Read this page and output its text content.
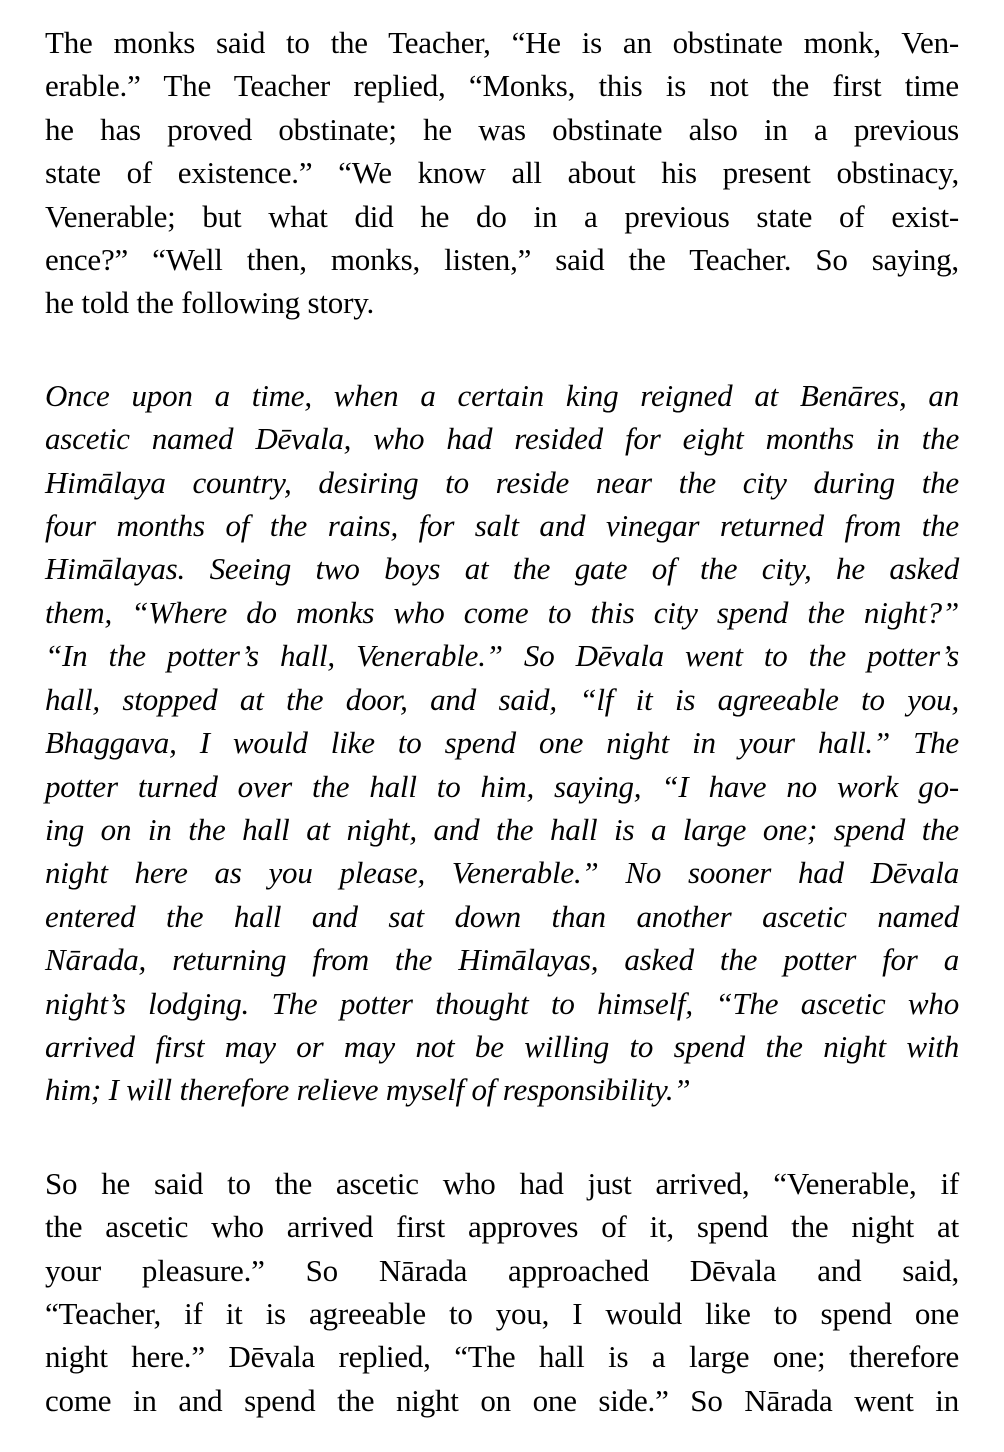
The monks said to the Teacher, “He is an obstinate monk, Ven-
erable.” The Teacher replied, “Monks, this is not the first time
he has proved obstinate; he was obstinate also in a previous
state of existence.” “We know all about his present obstinacy,
Venerable; but what did he do in a previous state of exist-
ence?” “Well then, monks, listen,” said the Teacher. So saying,
he told the following story.
Once upon a time, when a certain king reigned at Benāres, an
ascetic named Dēvala, who had resided for eight months in the
Himālaya country, desiring to reside near the city during the
four months of the rains, for salt and vinegar returned from the
Himālayas. Seeing two boys at the gate of the city, he asked
them, “Where do monks who come to this city spend the night?”
“In the potter’s hall, Venerable.” So Dēvala went to the potter’s
hall, stopped at the door, and said, “lf it is agreeable to you,
Bhaggava, I would like to spend one night in your hall.” The
potter turned over the hall to him, saying, “I have no work go-
ing on in the hall at night, and the hall is a large one; spend the
night here as you please, Venerable.” No sooner had Dēvala
entered the hall and sat down than another ascetic named
Nārada, returning from the Himālayas, asked the potter for a
night’s lodging. The potter thought to himself, “The ascetic who
arrived first may or may not be willing to spend the night with
him; I will therefore relieve myself of responsibility.”
So he said to the ascetic who had just arrived, “Venerable, if
the ascetic who arrived first approves of it, spend the night at
your pleasure.” So Nārada approached Dēvala and said,
“Teacher, if it is agreeable to you, I would like to spend one
night here.” Dēvala replied, “The hall is a large one; therefore
come in and spend the night on one side.” So Nārada went in
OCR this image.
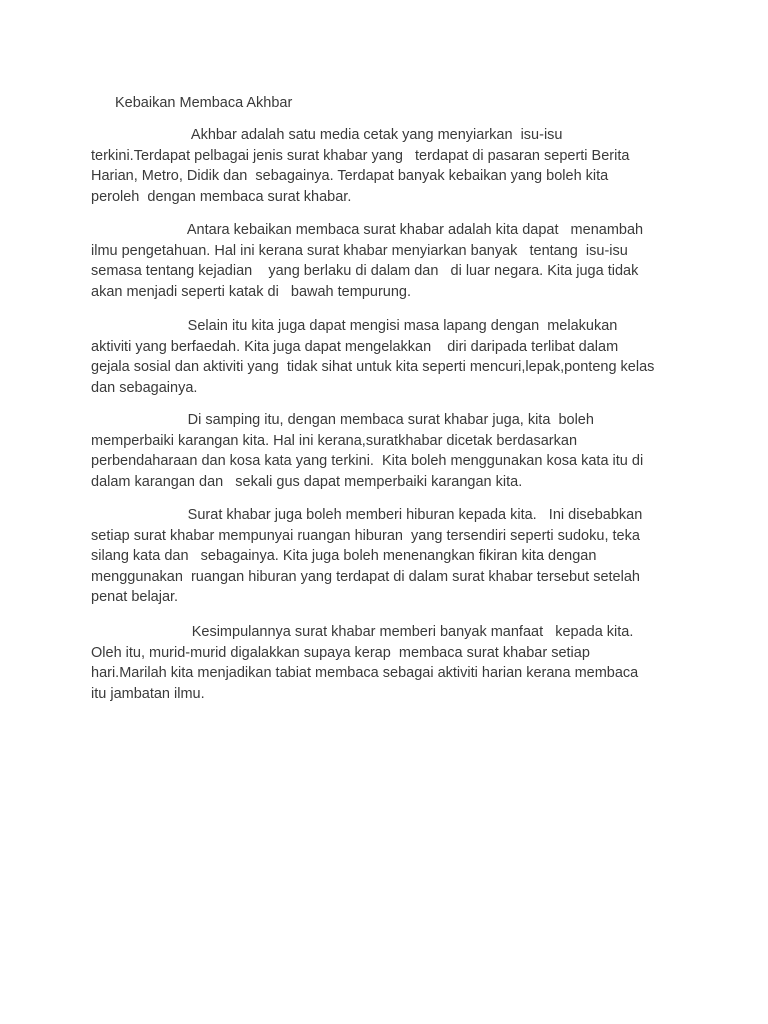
Kebaikan Membaca Akhbar
Akhbar adalah satu media cetak yang menyiarkan  isu-isu
terkini.Terdapat pelbagai jenis surat khabar yang   terdapat di pasaran seperti Berita
Harian, Metro, Didik dan  sebagainya. Terdapat banyak kebaikan yang boleh kita
peroleh  dengan membaca surat khabar.
Antara kebaikan membaca surat khabar adalah kita dapat   menambah
ilmu pengetahuan. Hal ini kerana surat khabar menyiarkan banyak   tentang  isu-isu
semasa tentang kejadian    yang berlaku di dalam dan   di luar negara. Kita juga tidak
akan menjadi seperti katak di   bawah tempurung.
Selain itu kita juga dapat mengisi masa lapang dengan  melakukan
aktiviti yang berfaedah. Kita juga dapat mengelakkan    diri daripada terlibat dalam
gejala sosial dan aktiviti yang  tidak sihat untuk kita seperti mencuri,lepak,ponteng kelas
dan sebagainya.
Di samping itu, dengan membaca surat khabar juga, kita  boleh
memperbaiki karangan kita. Hal ini kerana,suratkhabar dicetak berdasarkan
perbendaharaan dan kosa kata yang terkini.  Kita boleh menggunakan kosa kata itu di
dalam karangan dan   sekali gus dapat memperbaiki karangan kita.
Surat khabar juga boleh memberi hiburan kepada kita.   Ini disebabkan
setiap surat khabar mempunyai ruangan hiburan  yang tersendiri seperti sudoku, teka
silang kata dan   sebagainya. Kita juga boleh menenangkan fikiran kita dengan
menggunakan  ruangan hiburan yang terdapat di dalam surat khabar tersebut setelah
penat belajar.
Kesimpulannya surat khabar memberi banyak manfaat   kepada kita.
Oleh itu, murid-murid digalakkan supaya kerap  membaca surat khabar setiap
hari.Marilah kita menjadikan tabiat membaca sebagai aktiviti harian kerana membaca
itu jambatan ilmu.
• • • •
Instruction => Each line of the material must be retyped exactly, except that images are omitted.

Result of this task =>
Read this page and output its text content.
The monks said to the Teacher, “He is an obstinate monk, Ven-
erable.” The Teacher replied, “Monks, this is not the first time
he has proved obstinate; he was obstinate also in a previous
state of existence.” “We know all about his present obstinacy,
Venerable; but what did he do in a previous state of exist-
ence?” “Well then, monks, listen,” said the Teacher. So saying,
he told the following story.
Once upon a time, when a certain king reigned at Benāres, an
ascetic named Dēvala, who had resided for eight months in the
Himālaya country, desiring to reside near the city during the
four months of the rains, for salt and vinegar returned from the
Himālayas. Seeing two boys at the gate of the city, he asked
them, “Where do monks who come to this city spend the night?”
“In the potter’s hall, Venerable.” So Dēvala went to the potter’s
hall, stopped at the door, and said, “lf it is agreeable to you,
Bhaggava, I would like to spend one night in your hall.” The
potter turned over the hall to him, saying, “I have no work go-
ing on in the hall at night, and the hall is a large one; spend the
night here as you please, Venerable.” No sooner had Dēvala
entered the hall and sat down than another ascetic named
Nārada, returning from the Himālayas, asked the potter for a
night’s lodging. The potter thought to himself, “The ascetic who
arrived first may or may not be willing to spend the night with
him; I will therefore relieve myself of responsibility.”
So he said to the ascetic who had just arrived, “Venerable, if
the ascetic who arrived first approves of it, spend the night at
your pleasure.” So Nārada approached Dēvala and said,
“Teacher, if it is agreeable to you, I would like to spend one
night here.” Dēvala replied, “The hall is a large one; therefore
come in and spend the night on one side.” So Nārada went in
OCR this image.
Kebaikan Membaca Akhbar
Akhbar adalah satu media cetak yang menyiarkan  isu-isu
terkini.Terdapat pelbagai jenis surat khabar yang   terdapat di pasaran seperti Berita
Harian, Metro, Didik dan  sebagainya. Terdapat banyak kebaikan yang boleh kita
peroleh  dengan membaca surat khabar.
Antara kebaikan membaca surat khabar adalah kita dapat   menambah
ilmu pengetahuan. Hal ini kerana surat khabar menyiarkan banyak   tentang  isu-isu
semasa tentang kejadian    yang berlaku di dalam dan   di luar negara. Kita juga tidak
akan menjadi seperti katak di   bawah tempurung.
Selain itu kita juga dapat mengisi masa lapang dengan  melakukan
aktiviti yang berfaedah. Kita juga dapat mengelakkan    diri daripada terlibat dalam
gejala sosial dan aktiviti yang  tidak sihat untuk kita seperti mencuri,lepak,ponteng kelas
dan sebagainya.
Di samping itu, dengan membaca surat khabar juga, kita  boleh
memperbaiki karangan kita. Hal ini kerana,suratkhabar dicetak berdasarkan
perbendaharaan dan kosa kata yang terkini.  Kita boleh menggunakan kosa kata itu di
dalam karangan dan   sekali gus dapat memperbaiki karangan kita.
Surat khabar juga boleh memberi hiburan kepada kita.   Ini disebabkan
setiap surat khabar mempunyai ruangan hiburan  yang tersendiri seperti sudoku, teka
silang kata dan   sebagainya. Kita juga boleh menenangkan fikiran kita dengan
menggunakan  ruangan hiburan yang terdapat di dalam surat khabar tersebut setelah
penat belajar.
Kesimpulannya surat khabar memberi banyak manfaat   kepada kita.
Oleh itu, murid-murid digalakkan supaya kerap  membaca surat khabar setiap
hari.Marilah kita menjadikan tabiat membaca sebagai aktiviti harian kerana membaca
itu jambatan ilmu.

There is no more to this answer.